- [To do]
Write out the listing below without alteration, omitting its pictures.

Dataset items:
◆ ◆ ◆

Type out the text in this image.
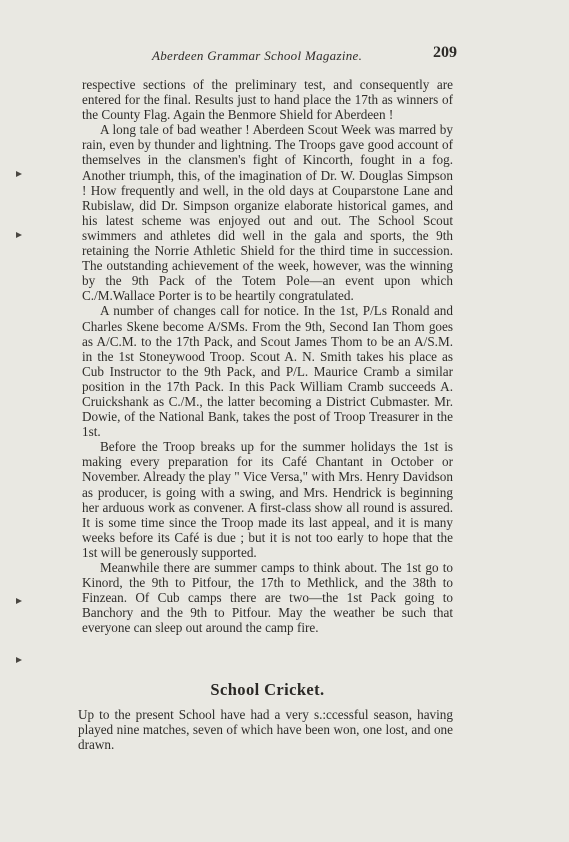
Aberdeen Grammar School Magazine.	209

respective sections of the preliminary test, and consequently are entered for the final. Results just to hand place the 17th as winners of the County Flag. Again the Benmore Shield for Aberdeen !

A long tale of bad weather ! Aberdeen Scout Week was marred by rain, even by thunder and lightning. The Troops gave good account of themselves in the clansmen's fight of Kincorth, fought in a fog. Another triumph, this, of the imagination of Dr. W. Douglas Simpson ! How frequently and well, in the old days at Couparstone Lane and Rubislaw, did Dr. Simpson organize elaborate historical games, and his latest scheme was enjoyed out and out. The School Scout swimmers and athletes did well in the gala and sports, the 9th retaining the Norrie Athletic Shield for the third time in succession. The outstanding achievement of the week, however, was the winning by the 9th Pack of the Totem Pole—an event upon which C./M.Wallace Porter is to be heartily congratulated.

A number of changes call for notice. In the 1st, P/Ls Ronald and Charles Skene become A/SMs. From the 9th, Second Ian Thom goes as A/C.M. to the 17th Pack, and Scout James Thom to be an A/S.M. in the 1st Stoneywood Troop. Scout A. N. Smith takes his place as Cub Instructor to the 9th Pack, and P/L. Maurice Cramb a similar position in the 17th Pack. In this Pack William Cramb succeeds A. Cruickshank as C./M., the latter becoming a District Cubmaster. Mr. Dowie, of the National Bank, takes the post of Troop Treasurer in the 1st.

Before the Troop breaks up for the summer holidays the 1st is making every preparation for its Café Chantant in October or November. Already the play " Vice Versa," with Mrs. Henry Davidson as producer, is going with a swing, and Mrs. Hendrick is beginning her arduous work as convener. A first-class show all round is assured. It is some time since the Troop made its last appeal, and it is many weeks before its Café is due ; but it is not too early to hope that the 1st will be generously supported.

Meanwhile there are summer camps to think about. The 1st go to Kinord, the 9th to Pitfour, the 17th to Methlick, and the 38th to Finzean. Of Cub camps there are two—the 1st Pack going to Banchory and the 9th to Pitfour. May the weather be such that everyone can sleep out around the camp fire.

School Cricket.

Up to the present School have had a very s.:ccessful season, having played nine matches, seven of which have been won, one lost, and one drawn.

◆ ◆ ◆

- [The solution]
Type out the text in this image.
Aberdeen Grammar School Magazine.	209

respective sections of the preliminary test, and consequently are entered for the final. Results just to hand place the 17th as winners of the County Flag. Again the Benmore Shield for Aberdeen !

A long tale of bad weather ! Aberdeen Scout Week was marred by rain, even by thunder and lightning. The Troops gave good account of themselves in the clansmen's fight of Kincorth, fought in a fog. Another triumph, this, of the imagination of Dr. W. Douglas Simpson ! How frequently and well, in the old days at Couparstone Lane and Rubislaw, did Dr. Simpson organize elaborate historical games, and his latest scheme was enjoyed out and out. The School Scout swimmers and athletes did well in the gala and sports, the 9th retaining the Norrie Athletic Shield for the third time in succession. The outstanding achievement of the week, however, was the winning by the 9th Pack of the Totem Pole—an event upon which C./M.Wallace Porter is to be heartily congratulated.

A number of changes call for notice. In the 1st, P/Ls Ronald and Charles Skene become A/SMs. From the 9th, Second Ian Thom goes as A/C.M. to the 17th Pack, and Scout James Thom to be an A/S.M. in the 1st Stoneywood Troop. Scout A. N. Smith takes his place as Cub Instructor to the 9th Pack, and P/L. Maurice Cramb a similar position in the 17th Pack. In this Pack William Cramb succeeds A. Cruickshank as C./M., the latter becoming a District Cubmaster. Mr. Dowie, of the National Bank, takes the post of Troop Treasurer in the 1st.

Before the Troop breaks up for the summer holidays the 1st is making every preparation for its Café Chantant in October or November. Already the play " Vice Versa," with Mrs. Henry Davidson as producer, is going with a swing, and Mrs. Hendrick is beginning her arduous work as convener. A first-class show all round is assured. It is some time since the Troop made its last appeal, and it is many weeks before its Café is due ; but it is not too early to hope that the 1st will be generously supported.

Meanwhile there are summer camps to think about. The 1st go to Kinord, the 9th to Pitfour, the 17th to Methlick, and the 38th to Finzean. Of Cub camps there are two—the 1st Pack going to Banchory and the 9th to Pitfour. May the weather be such that everyone can sleep out around the camp fire.

School Cricket.

Up to the present School have had a very s.:ccessful season, having played nine matches, seven of which have been won, one lost, and one drawn.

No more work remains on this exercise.